Stored data
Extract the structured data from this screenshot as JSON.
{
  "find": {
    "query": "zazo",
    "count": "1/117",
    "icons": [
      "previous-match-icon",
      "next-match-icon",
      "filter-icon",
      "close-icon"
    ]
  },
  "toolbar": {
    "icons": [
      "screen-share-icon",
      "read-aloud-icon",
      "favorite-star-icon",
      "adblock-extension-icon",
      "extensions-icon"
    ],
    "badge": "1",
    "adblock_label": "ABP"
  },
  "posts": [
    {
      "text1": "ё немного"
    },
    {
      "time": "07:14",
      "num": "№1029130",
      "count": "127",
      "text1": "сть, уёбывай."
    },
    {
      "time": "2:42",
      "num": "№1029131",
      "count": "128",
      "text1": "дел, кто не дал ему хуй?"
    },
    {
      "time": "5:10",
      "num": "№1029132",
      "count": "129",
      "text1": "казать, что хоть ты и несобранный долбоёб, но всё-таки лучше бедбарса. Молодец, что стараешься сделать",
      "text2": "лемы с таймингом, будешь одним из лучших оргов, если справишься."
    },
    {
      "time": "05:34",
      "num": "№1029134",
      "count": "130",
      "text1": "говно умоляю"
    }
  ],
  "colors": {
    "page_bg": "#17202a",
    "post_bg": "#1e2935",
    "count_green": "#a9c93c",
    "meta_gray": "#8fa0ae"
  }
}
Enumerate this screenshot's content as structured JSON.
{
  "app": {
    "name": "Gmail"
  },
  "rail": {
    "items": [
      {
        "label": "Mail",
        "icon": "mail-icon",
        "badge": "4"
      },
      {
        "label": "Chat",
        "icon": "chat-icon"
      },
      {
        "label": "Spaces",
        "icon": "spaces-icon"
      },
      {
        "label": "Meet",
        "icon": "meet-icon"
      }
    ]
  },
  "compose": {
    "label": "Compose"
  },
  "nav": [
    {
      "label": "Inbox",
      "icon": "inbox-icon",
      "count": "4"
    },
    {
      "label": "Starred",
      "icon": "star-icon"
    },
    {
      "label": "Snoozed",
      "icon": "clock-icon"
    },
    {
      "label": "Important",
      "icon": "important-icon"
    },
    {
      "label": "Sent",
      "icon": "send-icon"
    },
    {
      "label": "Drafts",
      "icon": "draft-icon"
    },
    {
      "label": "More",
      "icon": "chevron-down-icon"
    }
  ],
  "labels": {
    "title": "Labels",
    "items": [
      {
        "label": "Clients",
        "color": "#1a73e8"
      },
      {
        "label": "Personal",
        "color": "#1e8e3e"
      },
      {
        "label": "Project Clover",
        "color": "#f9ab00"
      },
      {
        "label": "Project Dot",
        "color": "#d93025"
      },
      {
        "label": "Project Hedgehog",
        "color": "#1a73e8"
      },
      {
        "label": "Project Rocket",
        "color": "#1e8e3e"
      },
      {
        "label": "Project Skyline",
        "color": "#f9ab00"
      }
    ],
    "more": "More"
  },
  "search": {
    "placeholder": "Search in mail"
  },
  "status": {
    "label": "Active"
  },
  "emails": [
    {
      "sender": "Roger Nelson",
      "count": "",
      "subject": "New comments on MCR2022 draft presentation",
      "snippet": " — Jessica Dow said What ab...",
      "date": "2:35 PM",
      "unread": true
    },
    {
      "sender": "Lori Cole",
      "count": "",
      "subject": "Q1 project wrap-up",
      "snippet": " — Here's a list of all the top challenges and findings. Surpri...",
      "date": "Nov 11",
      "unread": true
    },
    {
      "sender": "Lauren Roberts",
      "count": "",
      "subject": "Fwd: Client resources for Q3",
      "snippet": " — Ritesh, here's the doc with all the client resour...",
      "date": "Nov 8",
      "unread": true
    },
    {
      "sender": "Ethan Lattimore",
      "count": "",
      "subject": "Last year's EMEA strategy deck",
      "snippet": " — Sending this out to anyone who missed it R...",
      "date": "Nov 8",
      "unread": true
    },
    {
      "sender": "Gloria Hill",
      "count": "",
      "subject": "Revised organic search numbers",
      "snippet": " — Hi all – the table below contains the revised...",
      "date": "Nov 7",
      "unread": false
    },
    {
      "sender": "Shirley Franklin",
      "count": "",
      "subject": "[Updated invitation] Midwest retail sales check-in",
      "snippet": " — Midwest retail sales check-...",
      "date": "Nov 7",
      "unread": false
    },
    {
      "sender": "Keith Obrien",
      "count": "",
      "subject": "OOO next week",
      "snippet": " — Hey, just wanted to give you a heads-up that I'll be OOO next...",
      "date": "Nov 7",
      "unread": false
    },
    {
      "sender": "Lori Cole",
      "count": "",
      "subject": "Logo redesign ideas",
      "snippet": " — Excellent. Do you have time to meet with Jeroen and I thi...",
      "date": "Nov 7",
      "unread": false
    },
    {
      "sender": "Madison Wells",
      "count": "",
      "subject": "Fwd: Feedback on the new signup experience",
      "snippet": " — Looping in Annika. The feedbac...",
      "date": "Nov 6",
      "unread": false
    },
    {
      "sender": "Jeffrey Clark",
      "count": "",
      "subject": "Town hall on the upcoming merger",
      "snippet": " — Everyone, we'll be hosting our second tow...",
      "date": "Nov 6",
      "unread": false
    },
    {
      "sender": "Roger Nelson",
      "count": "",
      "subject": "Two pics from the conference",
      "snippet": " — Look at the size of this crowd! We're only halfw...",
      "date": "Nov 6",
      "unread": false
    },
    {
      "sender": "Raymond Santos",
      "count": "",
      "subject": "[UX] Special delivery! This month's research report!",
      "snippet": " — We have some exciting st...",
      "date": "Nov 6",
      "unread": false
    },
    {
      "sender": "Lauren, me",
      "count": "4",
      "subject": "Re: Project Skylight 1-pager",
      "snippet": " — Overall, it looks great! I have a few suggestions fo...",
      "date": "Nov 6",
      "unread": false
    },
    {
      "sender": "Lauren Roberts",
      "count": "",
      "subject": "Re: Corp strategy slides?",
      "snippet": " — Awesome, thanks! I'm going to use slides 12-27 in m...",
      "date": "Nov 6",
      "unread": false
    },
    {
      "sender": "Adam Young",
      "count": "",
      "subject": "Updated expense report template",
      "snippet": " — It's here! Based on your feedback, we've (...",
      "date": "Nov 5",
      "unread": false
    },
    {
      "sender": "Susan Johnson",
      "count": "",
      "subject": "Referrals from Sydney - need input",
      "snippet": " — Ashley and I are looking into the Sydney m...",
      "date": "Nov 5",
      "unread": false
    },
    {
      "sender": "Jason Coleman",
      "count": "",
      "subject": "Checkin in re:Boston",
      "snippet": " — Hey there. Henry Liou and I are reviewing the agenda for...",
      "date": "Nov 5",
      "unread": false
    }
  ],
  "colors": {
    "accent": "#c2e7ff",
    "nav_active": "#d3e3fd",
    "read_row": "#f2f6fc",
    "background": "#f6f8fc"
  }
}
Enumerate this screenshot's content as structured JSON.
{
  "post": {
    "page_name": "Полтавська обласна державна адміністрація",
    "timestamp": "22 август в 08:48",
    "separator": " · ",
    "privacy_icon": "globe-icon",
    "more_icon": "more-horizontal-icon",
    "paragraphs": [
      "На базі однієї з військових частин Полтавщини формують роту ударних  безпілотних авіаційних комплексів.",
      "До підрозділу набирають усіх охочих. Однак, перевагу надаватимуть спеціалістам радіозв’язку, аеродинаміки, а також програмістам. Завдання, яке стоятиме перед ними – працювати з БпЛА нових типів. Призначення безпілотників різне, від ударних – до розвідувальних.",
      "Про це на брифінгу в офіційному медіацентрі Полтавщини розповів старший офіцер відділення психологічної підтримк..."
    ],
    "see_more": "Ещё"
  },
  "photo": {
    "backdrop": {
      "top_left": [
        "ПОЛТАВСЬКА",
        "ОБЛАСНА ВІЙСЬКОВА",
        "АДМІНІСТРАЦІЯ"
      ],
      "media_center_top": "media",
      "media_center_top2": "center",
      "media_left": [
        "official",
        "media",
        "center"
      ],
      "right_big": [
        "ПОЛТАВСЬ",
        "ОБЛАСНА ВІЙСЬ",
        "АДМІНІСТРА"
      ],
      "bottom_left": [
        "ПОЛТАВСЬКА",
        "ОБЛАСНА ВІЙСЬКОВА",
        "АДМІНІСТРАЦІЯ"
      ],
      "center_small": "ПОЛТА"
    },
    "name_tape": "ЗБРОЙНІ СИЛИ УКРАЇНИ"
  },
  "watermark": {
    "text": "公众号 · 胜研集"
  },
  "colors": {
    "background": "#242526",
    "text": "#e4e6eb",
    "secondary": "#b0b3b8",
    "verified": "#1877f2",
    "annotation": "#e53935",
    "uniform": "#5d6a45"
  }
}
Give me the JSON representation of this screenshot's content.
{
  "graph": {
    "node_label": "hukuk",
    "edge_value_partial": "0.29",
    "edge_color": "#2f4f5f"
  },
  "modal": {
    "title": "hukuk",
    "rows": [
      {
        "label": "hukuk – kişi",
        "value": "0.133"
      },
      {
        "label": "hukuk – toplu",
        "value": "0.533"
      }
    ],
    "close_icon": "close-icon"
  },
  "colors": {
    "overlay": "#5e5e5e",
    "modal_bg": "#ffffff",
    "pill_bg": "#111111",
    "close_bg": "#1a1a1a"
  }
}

Your objective
Determine the number of lines containing "strategy". Write only that number.

Task output
2